→ **THE TASK**
Search the listing below for "Plan". Copy each matching line.

##### DATA PROVIDED #####

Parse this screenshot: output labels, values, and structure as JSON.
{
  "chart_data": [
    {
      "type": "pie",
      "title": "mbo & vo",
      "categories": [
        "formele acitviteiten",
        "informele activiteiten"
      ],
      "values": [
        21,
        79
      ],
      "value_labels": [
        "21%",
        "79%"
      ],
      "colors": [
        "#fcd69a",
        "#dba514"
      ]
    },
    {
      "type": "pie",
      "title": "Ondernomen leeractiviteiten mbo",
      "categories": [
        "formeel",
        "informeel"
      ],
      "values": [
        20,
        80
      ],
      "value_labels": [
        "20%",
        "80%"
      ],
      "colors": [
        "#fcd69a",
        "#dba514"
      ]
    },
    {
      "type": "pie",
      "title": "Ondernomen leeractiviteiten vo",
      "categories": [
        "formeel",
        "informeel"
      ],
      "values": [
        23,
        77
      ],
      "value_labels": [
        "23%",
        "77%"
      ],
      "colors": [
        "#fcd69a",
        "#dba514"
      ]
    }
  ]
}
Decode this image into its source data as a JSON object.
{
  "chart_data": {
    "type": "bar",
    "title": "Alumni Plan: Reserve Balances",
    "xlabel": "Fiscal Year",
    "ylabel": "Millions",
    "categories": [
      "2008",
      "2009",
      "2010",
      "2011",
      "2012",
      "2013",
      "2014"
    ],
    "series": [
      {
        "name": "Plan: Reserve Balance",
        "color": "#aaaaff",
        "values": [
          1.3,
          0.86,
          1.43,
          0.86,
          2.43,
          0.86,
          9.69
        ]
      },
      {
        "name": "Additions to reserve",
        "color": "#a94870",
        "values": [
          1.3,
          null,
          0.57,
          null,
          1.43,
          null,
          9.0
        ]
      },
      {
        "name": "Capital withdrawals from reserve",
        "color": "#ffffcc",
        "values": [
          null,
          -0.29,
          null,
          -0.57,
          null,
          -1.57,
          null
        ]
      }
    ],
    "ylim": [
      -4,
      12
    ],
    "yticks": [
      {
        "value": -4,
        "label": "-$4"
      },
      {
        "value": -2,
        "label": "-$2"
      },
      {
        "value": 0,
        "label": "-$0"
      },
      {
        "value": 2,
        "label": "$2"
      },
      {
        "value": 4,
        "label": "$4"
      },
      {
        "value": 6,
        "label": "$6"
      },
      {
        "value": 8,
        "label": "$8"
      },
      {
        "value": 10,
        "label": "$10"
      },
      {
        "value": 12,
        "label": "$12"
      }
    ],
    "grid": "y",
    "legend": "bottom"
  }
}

#####

→ **RESPONSE TO THE EXERCISE**
    "title": "Alumni Plan: Reserve Balances",
        "name": "Plan: Reserve Balance",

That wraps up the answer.